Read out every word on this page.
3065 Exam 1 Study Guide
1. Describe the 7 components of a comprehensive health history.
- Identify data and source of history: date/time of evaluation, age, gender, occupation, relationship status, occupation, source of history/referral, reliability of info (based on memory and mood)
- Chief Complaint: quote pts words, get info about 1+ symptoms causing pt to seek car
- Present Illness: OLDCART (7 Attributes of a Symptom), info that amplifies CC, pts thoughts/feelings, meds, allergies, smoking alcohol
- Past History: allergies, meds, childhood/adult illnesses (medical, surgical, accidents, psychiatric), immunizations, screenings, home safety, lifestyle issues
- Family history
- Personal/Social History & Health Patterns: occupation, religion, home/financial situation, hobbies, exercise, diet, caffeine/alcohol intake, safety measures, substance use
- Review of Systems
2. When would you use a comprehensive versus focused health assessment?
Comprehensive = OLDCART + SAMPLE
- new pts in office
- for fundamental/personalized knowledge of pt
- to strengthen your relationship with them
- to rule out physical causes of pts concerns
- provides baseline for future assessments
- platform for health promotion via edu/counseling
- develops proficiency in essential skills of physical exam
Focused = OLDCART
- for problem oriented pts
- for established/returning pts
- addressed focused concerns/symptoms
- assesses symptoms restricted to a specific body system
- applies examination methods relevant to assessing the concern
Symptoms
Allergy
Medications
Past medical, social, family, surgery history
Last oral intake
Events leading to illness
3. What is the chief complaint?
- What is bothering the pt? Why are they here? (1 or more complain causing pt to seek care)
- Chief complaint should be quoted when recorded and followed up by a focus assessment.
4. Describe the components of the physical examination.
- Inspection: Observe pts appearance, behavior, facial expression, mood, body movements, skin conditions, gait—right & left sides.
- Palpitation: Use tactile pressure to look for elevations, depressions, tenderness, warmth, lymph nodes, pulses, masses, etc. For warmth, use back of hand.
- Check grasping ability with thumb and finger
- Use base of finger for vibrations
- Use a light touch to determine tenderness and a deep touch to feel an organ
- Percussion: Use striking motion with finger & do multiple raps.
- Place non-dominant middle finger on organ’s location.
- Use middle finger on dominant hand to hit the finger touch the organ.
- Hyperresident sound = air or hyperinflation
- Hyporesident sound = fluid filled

━━━━━━━━━━

Print the records once more, exactly as they were given.

Task result.
Read out every word on this page.
3065 Exam 1 Study Guide
1. Describe the 7 components of a comprehensive health history.
- Identify data and source of history: date/time of evaluation, age, gender, occupation, relationship status, occupation, source of history/referral, reliability of info (based on memory and mood)
- Chief Complaint: quote pts words, get info about 1+ symptoms causing pt to seek car
- Present Illness: OLDCART (7 Attributes of a Symptom), info that amplifies CC, pts thoughts/feelings, meds, allergies, smoking alcohol
- Past History: allergies, meds, childhood/adult illnesses (medical, surgical, accidents, psychiatric), immunizations, screenings, home safety, lifestyle issues
- Family history
- Personal/Social History & Health Patterns: occupation, religion, home/financial situation, hobbies, exercise, diet, caffeine/alcohol intake, safety measures, substance use
- Review of Systems
2. When would you use a comprehensive versus focused health assessment?
Comprehensive = OLDCART + SAMPLE
- new pts in office
- for fundamental/personalized knowledge of pt
- to strengthen your relationship with them
- to rule out physical causes of pts concerns
- provides baseline for future assessments
- platform for health promotion via edu/counseling
- develops proficiency in essential skills of physical exam
Focused = OLDCART
- for problem oriented pts
- for established/returning pts
- addressed focused concerns/symptoms
- assesses symptoms restricted to a specific body system
- applies examination methods relevant to assessing the concern
Symptoms
Allergy
Medications
Past medical, social, family, surgery history
Last oral intake
Events leading to illness
3. What is the chief complaint?
- What is bothering the pt? Why are they here? (1 or more complain causing pt to seek care)
- Chief complaint should be quoted when recorded and followed up by a focus assessment.
4. Describe the components of the physical examination.
- Inspection: Observe pts appearance, behavior, facial expression, mood, body movements, skin conditions, gait—right & left sides.
- Palpitation: Use tactile pressure to look for elevations, depressions, tenderness, warmth, lymph nodes, pulses, masses, etc. For warmth, use back of hand.
- Check grasping ability with thumb and finger
- Use base of finger for vibrations
- Use a light touch to determine tenderness and a deep touch to feel an organ
- Percussion: Use striking motion with finger & do multiple raps.
- Place non-dominant middle finger on organ’s location.
- Use middle finger on dominant hand to hit the finger touch the organ.
- Hyperresident sound = air or hyperinflation
- Hyporesident sound = fluid filled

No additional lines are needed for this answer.